* _What the task requires_
From the listing below, select every line where the word "medelvärde" appears.

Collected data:
========

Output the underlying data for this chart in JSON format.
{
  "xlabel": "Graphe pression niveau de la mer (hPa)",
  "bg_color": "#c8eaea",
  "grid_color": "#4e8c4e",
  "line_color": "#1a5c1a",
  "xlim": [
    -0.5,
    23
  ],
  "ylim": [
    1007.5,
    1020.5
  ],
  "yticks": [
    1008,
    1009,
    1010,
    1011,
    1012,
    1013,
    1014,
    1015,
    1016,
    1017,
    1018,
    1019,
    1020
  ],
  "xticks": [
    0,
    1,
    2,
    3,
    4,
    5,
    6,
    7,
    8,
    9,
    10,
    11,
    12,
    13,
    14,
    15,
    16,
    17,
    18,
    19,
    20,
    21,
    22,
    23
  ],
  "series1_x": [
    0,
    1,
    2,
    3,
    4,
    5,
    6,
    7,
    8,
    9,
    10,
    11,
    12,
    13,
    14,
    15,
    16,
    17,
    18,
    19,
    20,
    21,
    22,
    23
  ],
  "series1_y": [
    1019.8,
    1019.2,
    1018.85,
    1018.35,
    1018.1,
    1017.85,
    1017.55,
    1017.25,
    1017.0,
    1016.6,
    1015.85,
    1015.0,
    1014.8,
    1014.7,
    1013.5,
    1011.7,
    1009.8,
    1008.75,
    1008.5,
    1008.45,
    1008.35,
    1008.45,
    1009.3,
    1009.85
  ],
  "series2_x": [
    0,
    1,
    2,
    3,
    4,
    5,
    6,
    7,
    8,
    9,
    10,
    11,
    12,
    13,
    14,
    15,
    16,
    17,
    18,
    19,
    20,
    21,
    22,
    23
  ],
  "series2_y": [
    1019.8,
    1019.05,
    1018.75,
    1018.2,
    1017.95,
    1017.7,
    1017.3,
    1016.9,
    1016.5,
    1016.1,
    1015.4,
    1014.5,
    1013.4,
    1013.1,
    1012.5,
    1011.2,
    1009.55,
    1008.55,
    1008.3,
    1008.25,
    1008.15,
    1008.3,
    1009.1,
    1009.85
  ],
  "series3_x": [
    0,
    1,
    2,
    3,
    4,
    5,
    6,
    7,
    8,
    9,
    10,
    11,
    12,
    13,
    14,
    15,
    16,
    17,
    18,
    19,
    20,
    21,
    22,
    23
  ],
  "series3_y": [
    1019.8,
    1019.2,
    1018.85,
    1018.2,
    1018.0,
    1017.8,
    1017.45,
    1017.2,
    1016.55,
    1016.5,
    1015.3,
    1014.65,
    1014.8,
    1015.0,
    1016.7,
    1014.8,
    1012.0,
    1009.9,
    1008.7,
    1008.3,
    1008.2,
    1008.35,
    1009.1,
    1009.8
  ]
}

========

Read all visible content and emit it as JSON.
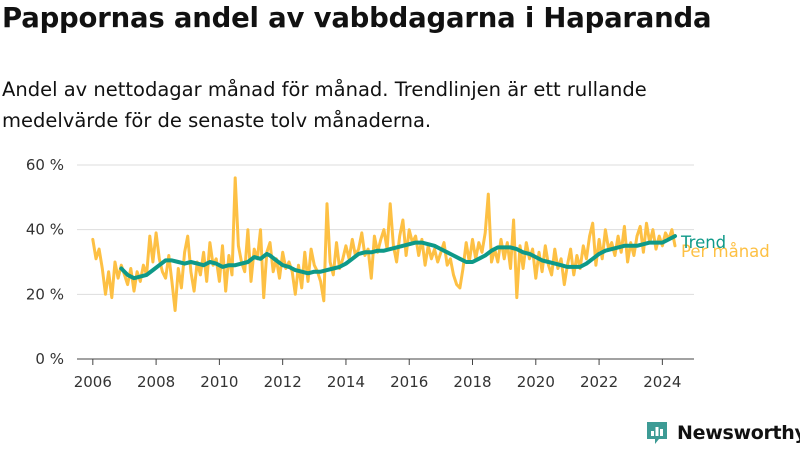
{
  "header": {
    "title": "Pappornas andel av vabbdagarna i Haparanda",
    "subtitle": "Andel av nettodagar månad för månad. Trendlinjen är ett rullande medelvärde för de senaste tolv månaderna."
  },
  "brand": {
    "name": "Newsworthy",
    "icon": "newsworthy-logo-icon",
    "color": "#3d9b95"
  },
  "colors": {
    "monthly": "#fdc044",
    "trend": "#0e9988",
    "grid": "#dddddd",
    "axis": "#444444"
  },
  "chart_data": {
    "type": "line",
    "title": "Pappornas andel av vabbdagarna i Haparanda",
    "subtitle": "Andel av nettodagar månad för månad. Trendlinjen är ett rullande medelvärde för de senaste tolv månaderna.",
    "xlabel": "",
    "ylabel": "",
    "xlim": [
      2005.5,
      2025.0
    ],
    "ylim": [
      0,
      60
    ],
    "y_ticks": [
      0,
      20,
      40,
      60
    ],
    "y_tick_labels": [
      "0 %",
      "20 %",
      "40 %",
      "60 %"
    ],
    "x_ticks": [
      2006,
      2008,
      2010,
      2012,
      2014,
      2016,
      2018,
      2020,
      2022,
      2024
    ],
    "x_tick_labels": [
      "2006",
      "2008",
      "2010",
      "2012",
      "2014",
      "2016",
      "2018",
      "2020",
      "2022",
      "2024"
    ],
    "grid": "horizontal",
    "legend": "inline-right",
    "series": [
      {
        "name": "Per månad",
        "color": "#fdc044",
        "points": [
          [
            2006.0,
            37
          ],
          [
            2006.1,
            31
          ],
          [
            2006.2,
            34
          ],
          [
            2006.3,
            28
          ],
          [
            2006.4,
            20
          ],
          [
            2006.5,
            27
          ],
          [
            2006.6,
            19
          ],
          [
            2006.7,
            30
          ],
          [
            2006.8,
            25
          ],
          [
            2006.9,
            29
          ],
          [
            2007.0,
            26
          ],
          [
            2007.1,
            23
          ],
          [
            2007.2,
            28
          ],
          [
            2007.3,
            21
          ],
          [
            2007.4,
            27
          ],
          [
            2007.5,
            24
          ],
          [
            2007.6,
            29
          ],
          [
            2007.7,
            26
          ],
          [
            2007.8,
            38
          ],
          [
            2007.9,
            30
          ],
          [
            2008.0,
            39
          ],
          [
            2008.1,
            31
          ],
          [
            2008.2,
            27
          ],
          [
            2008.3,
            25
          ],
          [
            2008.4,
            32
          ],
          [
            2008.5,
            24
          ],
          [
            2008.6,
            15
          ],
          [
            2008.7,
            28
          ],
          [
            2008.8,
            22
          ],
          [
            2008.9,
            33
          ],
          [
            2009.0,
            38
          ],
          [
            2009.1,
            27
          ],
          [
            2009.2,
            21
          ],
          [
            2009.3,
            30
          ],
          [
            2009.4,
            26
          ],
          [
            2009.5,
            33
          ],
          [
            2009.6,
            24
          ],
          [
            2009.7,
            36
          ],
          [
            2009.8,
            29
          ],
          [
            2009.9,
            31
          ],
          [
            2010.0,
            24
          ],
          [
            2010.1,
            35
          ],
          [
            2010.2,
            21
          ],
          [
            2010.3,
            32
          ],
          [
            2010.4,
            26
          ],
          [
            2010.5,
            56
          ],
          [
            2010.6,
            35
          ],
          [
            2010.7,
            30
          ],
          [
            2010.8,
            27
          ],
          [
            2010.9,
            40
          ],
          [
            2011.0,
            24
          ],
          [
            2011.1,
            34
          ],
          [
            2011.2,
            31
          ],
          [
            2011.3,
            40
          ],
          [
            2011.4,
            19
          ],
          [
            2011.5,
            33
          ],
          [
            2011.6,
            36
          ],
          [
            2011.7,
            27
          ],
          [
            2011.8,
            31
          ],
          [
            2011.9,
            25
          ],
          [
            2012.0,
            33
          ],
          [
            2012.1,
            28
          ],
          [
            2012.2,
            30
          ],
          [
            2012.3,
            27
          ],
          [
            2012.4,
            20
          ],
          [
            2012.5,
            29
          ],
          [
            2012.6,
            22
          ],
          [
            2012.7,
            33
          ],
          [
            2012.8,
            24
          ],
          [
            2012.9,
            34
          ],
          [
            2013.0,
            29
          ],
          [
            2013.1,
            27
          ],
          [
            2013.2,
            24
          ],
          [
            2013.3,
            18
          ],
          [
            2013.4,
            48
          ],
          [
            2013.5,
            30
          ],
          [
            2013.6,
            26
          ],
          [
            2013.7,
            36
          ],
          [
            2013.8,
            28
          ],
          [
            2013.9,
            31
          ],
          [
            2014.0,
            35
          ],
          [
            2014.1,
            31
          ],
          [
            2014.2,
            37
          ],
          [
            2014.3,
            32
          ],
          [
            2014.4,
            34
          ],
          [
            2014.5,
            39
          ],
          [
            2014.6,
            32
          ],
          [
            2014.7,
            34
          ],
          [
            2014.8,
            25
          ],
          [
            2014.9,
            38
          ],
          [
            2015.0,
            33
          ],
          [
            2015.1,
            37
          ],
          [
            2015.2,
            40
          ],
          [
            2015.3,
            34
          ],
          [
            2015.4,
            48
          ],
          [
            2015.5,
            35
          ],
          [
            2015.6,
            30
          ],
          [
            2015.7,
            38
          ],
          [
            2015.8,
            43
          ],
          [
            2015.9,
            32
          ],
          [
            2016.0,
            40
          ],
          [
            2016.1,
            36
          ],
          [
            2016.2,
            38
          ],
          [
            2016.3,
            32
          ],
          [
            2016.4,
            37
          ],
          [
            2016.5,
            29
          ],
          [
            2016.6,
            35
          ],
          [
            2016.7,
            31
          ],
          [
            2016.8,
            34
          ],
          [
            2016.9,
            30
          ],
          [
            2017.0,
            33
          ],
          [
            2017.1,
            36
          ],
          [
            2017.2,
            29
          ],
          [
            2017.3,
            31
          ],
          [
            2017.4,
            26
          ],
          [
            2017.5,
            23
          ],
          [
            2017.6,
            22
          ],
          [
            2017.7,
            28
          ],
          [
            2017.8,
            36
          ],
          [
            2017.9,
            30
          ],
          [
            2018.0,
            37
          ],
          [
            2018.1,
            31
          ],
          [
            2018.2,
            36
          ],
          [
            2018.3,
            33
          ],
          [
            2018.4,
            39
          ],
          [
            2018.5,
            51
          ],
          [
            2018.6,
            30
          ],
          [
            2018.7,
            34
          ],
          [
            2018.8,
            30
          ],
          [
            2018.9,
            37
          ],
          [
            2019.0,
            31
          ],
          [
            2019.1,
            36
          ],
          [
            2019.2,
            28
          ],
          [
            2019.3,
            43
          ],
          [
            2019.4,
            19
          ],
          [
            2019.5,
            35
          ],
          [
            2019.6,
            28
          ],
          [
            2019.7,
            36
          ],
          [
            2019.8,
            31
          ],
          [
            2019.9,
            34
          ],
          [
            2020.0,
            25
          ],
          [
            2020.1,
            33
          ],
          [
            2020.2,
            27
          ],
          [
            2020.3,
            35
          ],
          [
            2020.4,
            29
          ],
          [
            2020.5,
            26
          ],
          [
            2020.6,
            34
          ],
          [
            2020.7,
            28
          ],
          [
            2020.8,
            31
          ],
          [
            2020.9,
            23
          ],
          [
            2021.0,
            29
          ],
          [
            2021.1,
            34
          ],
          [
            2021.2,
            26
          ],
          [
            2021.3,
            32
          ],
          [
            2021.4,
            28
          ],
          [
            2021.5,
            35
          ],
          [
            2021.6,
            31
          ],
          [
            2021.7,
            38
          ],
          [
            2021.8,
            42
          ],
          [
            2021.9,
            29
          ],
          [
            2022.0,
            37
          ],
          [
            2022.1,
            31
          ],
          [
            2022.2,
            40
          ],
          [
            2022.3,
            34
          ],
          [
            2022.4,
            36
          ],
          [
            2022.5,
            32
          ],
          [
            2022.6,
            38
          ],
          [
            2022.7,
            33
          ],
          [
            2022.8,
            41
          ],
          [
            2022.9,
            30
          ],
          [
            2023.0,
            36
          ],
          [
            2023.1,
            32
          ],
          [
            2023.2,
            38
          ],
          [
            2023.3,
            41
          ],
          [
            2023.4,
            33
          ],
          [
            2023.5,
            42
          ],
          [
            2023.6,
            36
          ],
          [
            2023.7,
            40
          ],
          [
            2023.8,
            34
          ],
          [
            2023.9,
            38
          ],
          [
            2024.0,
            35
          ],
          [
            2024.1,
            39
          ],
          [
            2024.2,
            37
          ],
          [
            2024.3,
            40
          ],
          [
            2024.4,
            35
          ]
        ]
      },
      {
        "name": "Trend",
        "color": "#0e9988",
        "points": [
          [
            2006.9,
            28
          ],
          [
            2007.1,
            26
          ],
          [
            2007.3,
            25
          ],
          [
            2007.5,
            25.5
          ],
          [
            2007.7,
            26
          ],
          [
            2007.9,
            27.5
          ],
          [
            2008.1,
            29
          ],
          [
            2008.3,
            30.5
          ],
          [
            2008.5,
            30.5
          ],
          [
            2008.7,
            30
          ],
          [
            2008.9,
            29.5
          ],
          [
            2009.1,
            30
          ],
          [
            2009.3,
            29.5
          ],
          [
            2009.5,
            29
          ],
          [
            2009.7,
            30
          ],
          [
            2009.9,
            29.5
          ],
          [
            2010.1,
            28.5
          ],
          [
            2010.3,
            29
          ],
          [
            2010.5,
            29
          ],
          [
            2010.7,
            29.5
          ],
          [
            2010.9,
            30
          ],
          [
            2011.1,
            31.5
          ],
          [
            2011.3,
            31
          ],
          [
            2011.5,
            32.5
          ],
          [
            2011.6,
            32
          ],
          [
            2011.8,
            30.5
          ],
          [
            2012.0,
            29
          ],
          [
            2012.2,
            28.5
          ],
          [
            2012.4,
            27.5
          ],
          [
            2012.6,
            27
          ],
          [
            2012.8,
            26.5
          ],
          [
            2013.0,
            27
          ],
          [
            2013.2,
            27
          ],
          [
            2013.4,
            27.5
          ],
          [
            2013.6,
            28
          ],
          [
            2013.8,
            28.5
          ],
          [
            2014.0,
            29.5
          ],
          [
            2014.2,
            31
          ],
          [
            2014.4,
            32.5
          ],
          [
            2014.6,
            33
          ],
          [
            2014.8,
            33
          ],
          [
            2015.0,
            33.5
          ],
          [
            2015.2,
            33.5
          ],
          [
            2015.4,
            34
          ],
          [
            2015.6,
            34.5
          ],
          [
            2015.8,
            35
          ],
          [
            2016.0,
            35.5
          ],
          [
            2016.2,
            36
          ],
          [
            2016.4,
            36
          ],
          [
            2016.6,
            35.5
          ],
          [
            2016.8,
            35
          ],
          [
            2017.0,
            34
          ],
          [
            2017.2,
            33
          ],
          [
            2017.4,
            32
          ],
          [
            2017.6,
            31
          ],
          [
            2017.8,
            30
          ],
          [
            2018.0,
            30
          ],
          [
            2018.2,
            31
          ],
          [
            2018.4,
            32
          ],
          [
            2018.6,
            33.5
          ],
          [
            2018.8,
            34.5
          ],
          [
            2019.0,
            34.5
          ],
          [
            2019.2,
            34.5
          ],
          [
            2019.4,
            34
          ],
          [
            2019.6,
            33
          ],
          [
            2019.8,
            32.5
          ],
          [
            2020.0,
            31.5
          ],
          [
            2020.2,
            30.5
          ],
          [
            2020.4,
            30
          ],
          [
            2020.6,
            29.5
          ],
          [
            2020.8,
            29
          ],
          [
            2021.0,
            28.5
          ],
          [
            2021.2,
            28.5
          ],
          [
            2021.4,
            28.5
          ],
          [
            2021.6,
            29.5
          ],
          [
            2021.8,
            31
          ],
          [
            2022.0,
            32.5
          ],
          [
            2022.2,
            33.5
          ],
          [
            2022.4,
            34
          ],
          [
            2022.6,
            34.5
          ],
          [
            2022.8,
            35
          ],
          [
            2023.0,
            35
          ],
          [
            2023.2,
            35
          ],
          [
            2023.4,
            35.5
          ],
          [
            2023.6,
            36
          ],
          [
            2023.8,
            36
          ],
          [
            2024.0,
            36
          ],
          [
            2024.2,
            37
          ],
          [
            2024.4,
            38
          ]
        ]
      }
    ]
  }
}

========

* _Task result_
    "subtitle": "Andel av nettodagar månad för månad. Trendlinjen är ett rullande medelvärde för de senaste tolv månaderna."
    "subtitle": "Andel av nettodagar månad för månad. Trendlinjen är ett rullande medelvärde för de senaste tolv månaderna.",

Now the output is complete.